**Collected data entries**:
________________________________________

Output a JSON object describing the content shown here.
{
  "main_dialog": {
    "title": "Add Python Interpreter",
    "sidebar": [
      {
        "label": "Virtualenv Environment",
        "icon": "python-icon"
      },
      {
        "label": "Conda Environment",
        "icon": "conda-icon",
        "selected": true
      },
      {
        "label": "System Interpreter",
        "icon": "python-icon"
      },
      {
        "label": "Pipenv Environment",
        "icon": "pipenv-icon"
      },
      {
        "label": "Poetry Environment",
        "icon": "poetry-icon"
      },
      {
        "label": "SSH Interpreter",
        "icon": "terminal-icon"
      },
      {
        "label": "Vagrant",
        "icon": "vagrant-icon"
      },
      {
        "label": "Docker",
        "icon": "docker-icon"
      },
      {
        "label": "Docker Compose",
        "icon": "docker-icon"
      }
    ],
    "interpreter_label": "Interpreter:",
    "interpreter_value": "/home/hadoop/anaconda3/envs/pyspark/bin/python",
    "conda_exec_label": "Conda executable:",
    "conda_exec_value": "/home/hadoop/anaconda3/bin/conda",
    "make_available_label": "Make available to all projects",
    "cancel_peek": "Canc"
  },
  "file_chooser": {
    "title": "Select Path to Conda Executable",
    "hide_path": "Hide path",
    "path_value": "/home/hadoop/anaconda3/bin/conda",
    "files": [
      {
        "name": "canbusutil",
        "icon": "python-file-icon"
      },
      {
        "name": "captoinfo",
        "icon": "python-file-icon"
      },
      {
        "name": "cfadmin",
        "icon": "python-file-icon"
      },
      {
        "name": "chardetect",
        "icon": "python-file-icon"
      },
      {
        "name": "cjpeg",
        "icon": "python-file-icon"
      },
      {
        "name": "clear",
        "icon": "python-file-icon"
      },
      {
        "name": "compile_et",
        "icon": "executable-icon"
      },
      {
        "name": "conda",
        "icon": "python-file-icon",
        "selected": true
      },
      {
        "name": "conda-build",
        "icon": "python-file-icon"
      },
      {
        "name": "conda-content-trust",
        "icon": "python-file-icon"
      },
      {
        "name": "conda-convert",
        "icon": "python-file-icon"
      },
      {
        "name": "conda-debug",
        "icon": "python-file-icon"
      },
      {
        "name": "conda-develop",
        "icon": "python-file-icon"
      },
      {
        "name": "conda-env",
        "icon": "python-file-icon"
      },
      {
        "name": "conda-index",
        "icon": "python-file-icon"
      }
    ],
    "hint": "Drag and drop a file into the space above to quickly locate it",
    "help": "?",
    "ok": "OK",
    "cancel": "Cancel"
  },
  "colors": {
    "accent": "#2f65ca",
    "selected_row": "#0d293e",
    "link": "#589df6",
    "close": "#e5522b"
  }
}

________________________________________

**Exercise task**:
Which lines hold the word "Environment"? Copy each of them from the records.

**Result of the exercise**:
        "label": "Virtualenv Environment",
        "label": "Conda Environment",
        "label": "Pipenv Environment",
        "label": "Poetry Environment",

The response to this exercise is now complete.